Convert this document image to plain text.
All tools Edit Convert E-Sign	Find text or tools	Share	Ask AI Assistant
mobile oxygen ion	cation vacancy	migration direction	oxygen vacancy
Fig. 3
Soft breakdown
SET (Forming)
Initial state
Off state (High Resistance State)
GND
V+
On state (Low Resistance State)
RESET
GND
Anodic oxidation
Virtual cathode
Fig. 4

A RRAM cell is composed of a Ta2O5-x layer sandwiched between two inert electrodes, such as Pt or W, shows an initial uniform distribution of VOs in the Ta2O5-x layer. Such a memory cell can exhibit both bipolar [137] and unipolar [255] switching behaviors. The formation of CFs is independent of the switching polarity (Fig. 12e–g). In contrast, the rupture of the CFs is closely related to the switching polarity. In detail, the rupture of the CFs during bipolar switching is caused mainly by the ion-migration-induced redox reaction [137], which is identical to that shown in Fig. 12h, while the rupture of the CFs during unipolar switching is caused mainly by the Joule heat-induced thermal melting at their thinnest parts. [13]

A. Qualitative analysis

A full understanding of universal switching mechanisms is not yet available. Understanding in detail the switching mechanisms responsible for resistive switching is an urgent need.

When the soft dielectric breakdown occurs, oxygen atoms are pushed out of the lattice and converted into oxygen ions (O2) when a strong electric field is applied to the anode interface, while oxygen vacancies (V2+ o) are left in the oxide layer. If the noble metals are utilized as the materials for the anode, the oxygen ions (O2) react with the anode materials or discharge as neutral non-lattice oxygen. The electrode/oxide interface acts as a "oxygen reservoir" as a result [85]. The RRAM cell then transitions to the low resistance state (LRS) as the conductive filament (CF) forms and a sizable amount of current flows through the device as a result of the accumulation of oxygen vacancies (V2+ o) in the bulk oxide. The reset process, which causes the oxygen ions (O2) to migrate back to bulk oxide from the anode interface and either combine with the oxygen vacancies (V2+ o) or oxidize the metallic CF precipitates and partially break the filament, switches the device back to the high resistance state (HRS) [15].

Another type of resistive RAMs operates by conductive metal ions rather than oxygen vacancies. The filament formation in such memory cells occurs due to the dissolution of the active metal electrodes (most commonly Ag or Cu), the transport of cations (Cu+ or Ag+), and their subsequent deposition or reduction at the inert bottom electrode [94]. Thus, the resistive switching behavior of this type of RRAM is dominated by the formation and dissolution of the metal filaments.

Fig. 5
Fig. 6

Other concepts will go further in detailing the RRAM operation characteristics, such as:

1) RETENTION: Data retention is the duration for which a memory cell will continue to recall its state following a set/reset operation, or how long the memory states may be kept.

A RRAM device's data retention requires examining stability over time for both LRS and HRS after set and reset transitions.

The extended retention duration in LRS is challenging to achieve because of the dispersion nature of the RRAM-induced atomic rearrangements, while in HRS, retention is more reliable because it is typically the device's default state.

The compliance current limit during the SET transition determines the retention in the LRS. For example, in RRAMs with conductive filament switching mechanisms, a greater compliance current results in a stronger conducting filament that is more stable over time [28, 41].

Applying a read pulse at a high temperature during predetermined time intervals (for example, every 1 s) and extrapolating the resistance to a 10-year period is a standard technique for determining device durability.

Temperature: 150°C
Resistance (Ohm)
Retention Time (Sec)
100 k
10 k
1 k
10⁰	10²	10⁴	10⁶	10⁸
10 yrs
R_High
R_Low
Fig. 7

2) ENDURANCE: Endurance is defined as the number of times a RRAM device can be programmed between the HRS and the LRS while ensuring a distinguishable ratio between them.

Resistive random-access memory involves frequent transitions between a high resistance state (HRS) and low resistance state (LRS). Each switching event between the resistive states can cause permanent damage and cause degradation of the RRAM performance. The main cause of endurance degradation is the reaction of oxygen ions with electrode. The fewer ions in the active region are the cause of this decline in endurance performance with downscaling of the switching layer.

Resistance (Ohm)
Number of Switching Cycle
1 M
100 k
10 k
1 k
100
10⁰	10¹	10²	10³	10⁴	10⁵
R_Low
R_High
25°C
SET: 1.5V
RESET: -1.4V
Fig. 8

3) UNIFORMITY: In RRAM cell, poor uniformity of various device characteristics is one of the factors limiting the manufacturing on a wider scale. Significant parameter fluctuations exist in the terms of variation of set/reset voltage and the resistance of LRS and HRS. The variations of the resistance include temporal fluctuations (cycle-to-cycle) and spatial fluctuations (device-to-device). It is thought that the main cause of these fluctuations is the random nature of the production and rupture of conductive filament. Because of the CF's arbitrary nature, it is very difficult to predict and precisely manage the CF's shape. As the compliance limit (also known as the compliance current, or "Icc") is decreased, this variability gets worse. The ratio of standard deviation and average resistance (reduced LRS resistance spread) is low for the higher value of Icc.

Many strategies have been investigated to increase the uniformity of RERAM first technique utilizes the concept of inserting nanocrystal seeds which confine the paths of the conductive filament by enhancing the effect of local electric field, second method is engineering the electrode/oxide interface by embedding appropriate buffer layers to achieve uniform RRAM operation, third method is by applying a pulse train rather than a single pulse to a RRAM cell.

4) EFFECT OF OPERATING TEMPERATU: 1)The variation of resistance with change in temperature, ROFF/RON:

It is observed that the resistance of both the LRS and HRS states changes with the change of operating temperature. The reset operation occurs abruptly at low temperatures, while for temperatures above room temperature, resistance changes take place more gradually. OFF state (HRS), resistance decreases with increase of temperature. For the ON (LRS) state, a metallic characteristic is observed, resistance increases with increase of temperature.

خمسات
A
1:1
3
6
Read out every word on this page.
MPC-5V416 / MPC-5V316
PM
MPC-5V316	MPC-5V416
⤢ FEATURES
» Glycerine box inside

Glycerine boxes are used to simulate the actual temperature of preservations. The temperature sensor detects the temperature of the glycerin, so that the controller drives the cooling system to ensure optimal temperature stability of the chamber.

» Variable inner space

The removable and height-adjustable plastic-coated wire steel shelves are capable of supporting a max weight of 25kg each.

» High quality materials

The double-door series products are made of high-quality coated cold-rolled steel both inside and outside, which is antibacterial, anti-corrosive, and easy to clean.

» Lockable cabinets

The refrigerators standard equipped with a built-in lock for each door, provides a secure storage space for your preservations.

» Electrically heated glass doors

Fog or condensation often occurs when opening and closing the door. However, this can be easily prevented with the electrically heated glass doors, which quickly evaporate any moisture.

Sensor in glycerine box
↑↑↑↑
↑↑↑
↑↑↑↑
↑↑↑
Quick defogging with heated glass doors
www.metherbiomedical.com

WORK TO COMPLETE: Using the data above, count every line that contains the word "coated", then give the count and nothing more.

ANSWER SPACE: 2